Work to do:
a) According to the campaign finance passage, what is the maximum amount a PAC can give to a candidate per election?
b) Summarize the campaign finance passage in two sentences.
c) In the campaign finance passage, rewrite the section starting at "Beginning in the" and ending at "federal election law).", renaming "fat cat" to "big donor".

Given passage:

(begin)

Prohibitions on Sources of Funds. Corporations, national banks, and labor unions have long been prohibited from using funds from their treasuries — corporate profits and union-dues money — to influence federal elections (although many states allow such sources in their elections). These entities may, however, set up political action committees to raise voluntary donations from executives and stockholders and union members, respectively. These funds may be used in federal elections, thus bringing the sponsoring corporation's or union's influence to bear. Also prohibited in all U.S. elections are campaign funds from foreign nationals.

Limitations on Sources of Funds. Federal law limits the amounts contributed to candidates, parties, and groups involved in federal elections, whether by individuals, PACs, or parties. An individual may give $2,000 to a candidate in an election and a total of $95,000 to all candidates, parties, and PACs in a two-year election cycle. A PAC can give $5,000 per election to a candidate, but there is no aggregate limit on all such contributions from a single entity.

The Impetus for Campaign Finance Reform

The issues raised by money and politics have made campaign finance reform a perennial topic of debate in the United States. Throughout the 1980s and 1990s, reform advocates sought unsuccessfully to augment the regulatory regime enacted in the 1970s so as to reduce the role and importance of money in the political system.

The law that was finally passed in 2002, however, bore little resemblance to its precursors. Whereas those measures sought to improve the existing federal regulatory system, the goal of the Bipartisan Campaign Reform Act of 2002, or BCRA (familiarly known as McCain-Feingold for the two lead senators who sponsored the law), is to save that system, by bringing under federal regulation activities that proponents saw as circumventing federal campaign finance law.

Beginning in the 1980s, national political parties began to raise money in amounts far beyond what technically was permitted under federal law, although ostensibly not for use in federal elections per se. This return of the "fat cat" — the powerful, wealthy contributor presumably reined in under the 1970s reforms — heralded the rise of "soft money" in American elections. The term describes funds that are raised and spent outside the federal election regulatory framework but that may have at least an indirect impact on federal elections (in contrast to "hard money," which is raised and spent according to federal election law).

(end)

Stored items
(begin)

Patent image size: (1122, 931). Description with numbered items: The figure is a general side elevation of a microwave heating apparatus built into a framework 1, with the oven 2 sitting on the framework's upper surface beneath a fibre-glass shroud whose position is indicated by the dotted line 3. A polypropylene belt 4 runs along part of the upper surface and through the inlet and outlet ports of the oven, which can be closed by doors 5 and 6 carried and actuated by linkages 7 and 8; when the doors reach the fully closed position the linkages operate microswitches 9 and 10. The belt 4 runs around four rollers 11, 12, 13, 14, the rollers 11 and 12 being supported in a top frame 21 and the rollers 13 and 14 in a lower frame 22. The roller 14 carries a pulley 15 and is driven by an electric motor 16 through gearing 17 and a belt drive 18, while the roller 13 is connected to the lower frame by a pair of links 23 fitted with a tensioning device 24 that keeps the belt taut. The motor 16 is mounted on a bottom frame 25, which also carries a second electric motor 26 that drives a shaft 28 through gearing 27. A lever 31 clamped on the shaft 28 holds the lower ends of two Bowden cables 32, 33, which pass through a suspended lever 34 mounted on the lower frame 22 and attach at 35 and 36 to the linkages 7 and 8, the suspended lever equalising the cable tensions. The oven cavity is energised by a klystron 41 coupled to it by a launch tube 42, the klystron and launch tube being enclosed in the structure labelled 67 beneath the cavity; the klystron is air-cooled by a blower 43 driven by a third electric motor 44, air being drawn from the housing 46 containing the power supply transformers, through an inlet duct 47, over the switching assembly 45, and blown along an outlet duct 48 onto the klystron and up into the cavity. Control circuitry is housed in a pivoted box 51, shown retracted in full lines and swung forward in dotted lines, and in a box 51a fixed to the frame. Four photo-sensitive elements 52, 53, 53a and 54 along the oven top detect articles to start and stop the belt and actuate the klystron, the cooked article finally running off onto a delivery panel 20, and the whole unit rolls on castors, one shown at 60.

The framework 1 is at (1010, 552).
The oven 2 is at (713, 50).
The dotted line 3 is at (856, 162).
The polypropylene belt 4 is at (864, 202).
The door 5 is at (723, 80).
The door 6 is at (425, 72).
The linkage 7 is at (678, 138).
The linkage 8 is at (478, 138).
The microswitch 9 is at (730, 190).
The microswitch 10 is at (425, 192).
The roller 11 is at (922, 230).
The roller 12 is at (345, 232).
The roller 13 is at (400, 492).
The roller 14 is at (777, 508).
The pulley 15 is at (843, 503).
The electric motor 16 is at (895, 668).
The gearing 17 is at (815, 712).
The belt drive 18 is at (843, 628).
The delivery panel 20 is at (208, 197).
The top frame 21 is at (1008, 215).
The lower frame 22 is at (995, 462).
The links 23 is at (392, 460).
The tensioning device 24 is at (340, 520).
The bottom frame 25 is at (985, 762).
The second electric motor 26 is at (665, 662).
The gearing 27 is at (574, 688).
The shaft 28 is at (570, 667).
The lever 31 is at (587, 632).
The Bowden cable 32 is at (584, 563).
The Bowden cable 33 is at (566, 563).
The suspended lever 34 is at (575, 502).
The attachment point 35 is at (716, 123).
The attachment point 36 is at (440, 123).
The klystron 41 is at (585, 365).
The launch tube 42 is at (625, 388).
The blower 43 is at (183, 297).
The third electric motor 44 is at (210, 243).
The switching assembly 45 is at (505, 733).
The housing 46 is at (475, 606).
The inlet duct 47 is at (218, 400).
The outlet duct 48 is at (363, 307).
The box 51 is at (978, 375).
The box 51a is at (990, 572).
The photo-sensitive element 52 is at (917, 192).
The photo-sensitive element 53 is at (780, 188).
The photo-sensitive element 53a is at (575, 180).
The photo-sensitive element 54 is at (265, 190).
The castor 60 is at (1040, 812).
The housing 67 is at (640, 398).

(end)

Responses for each task:
a) $5,000.

b) Federal law bars corporations, national banks, labor unions, and foreign nationals from certain campaign funding, and it caps the amounts that individuals, PACs, and parties can contribute to federal candidates, parties, and groups. The Bipartisan Campaign Reform Act of 2002 sought to save the federal regulatory system by regulating activities seen as circumventing it, such as the "soft money" that national parties began raising outside federal limits in the 1980s.

c)
Beginning in the 1980s, national political parties began to raise money in amounts far beyond what technically was permitted under federal law, although ostensibly not for use in federal elections per se. This return of the "big donor" — the powerful, wealthy contributor presumably reined in under the 1970s reforms — heralded the rise of "soft money" in American elections. The term describes funds that are raised and spent outside the federal election regulatory framework but that may have at least an indirect impact on federal elections (in contrast to "hard money," which is raised and spent according to federal election law).